* SOAL
Ketik ulang bagian dari teks tentang tiga tunggal putri bulu tangkis di bawah ini tanpa mengubah apa pun. Mulailah pada kata-kata yang memuat "Ratchanok Intanon, Nozomi" dan berhentilah setelah "Super Series 2016.".

* KUTIPAN TEKS
++++++++++++++++++++

Ratchanok Intanon, Nozomi Okuhara dan Carolina Marin |
Pagi ini baru bangun tidur. Seperti biasa yang
dilakukan adalah mengecek-ngecek twitter. Oke, twitter dipenuhi dengan update
status dari salah seorang pemain India yang tidak perlu saya sebut namanya yang
kalau kalah selalu update status twitter dengan hashtag #Comebackstronger. Ada
pula juga re-tweetan dari seorang Ratchanok Intanon. Iya, Ratchanok Intanon,
itu loh tunggal putri Thailand yang baru saja menjadi juara di ajang bulutangkis
Yonex Sunrise India Open Super Series 2015, Celcom Axiata Malaysia Open Super
Series Premiere 2016 dan Singapore Open Super Series 2016.
Seketika saya teringat bahwa seorang Ratchanok
Intanon baru berusia 21 tahun. Masih muda ya. Perjalanan panjang prestasinya
masih akan banyak sekali. Juara dunia junior tahun 2009-2010 plus juara dunia
tahun 2013 ini masih punya beberapa tahun kedepan untuk melengkapi piala-piala,
piring-piring, gelar-gelar dan medali-medali di etalase rumahnya. Emang gilak
nih si Ratchanok Intanon. Makan apa sih dia, berapa sih matanya, otaknya ada
dimana sih, kakinya ada berapa sih dia.
Saya kemudian jadi teringat beberapa tunggal putri
dunia lainnya. Mari menyapa Carolina Marin atau mungkin Nozomi Okuhara. Kedua
pebulutangkis tunggal putri ini tidak kalah luar biasanya dengan Ratchanok
Intanon. Keduanya sama-sama dari negara yang belum pernah sama sekali mencicipi
gelar di ajang Piala sudirman, Piala Uber dan piala apalah-apalah lainnya kalau
ada.
Namun praktis tiga tunggal putri inilah yang
sekarang saat ini menjadi pembicaraan di kalangan pencinta bulutangkis.
Performa ketiganya di dua tahun terakhir seperti telah menjadi sebuah petaka
bagi tunggal-tunggal putri China. Nama-nama seperti Li Xuerui, Wang Shixian dan
Wang Yihan yang dulu begitu perkasa seakan akan mulai hilang dari orbit dan
sudah bukan sesuatu yang wajib lagi melihat mereka di televisi. Lalu makan apa
sih Intanon, Marin, dan Okuhara, kok mereka bisa begitu jago?. Otak mereka
dimana sih?. Kaki mereka ada berapa sih?. Lupakan…!!!
Apa yang sih yang mereka lakukan hingga ketiganya
saat ini menjadi pemimpin besar di nomer tunggal putri?. Inilah yang harus
menjadi pelajaran bagi tunggal putri Indonesia jika ingin bisa menyamai apa
yang telah mereka lakukan.

++++++++++++++++++++

Item Tersimpan
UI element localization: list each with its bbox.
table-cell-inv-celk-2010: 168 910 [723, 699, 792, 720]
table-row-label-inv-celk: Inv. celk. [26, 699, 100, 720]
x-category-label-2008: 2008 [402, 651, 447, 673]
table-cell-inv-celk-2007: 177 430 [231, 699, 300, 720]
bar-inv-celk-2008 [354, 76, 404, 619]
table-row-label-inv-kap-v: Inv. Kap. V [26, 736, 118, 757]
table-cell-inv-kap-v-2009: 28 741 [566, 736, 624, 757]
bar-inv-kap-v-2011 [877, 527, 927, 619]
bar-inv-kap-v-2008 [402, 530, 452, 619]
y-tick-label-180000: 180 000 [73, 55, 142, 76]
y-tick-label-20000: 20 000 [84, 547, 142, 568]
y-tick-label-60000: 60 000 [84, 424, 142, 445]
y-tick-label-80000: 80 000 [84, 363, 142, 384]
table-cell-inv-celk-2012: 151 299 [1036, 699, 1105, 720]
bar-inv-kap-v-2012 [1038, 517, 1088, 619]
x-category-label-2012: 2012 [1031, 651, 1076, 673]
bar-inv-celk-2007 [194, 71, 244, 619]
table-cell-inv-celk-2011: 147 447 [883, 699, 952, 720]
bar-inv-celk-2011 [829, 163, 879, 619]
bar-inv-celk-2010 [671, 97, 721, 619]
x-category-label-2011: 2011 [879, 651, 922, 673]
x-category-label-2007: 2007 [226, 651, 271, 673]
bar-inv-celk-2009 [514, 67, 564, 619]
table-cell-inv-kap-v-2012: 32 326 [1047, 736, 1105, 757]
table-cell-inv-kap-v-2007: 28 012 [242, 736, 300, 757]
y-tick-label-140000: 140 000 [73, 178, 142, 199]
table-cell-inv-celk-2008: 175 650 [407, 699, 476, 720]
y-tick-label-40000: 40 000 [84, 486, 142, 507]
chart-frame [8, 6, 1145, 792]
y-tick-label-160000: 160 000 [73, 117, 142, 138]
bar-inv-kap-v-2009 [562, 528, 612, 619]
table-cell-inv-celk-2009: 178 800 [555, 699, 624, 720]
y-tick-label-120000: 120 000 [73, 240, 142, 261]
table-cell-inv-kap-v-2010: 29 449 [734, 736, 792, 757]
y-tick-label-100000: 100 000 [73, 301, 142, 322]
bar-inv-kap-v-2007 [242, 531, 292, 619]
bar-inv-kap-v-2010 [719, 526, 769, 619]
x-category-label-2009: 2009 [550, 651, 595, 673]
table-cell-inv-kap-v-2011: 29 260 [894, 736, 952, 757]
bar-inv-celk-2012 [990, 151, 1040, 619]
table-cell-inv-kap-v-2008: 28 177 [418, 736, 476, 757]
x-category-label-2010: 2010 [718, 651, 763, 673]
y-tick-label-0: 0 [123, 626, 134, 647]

++++++++++++++++++++

* JAWABAN SOAL
Ratchanok Intanon, Nozomi Okuhara dan Carolina Marin |
Pagi ini baru bangun tidur. Seperti biasa yang
dilakukan adalah mengecek-ngecek twitter. Oke, twitter dipenuhi dengan update
status dari salah seorang pemain India yang tidak perlu saya sebut namanya yang
kalau kalah selalu update status twitter dengan hashtag #Comebackstronger. Ada
pula juga re-tweetan dari seorang Ratchanok Intanon. Iya, Ratchanok Intanon,
itu loh tunggal putri Thailand yang baru saja menjadi juara di ajang bulutangkis
Yonex Sunrise India Open Super Series 2015, Celcom Axiata Malaysia Open Super
Series Premiere 2016 dan Singapore Open Super Series 2016.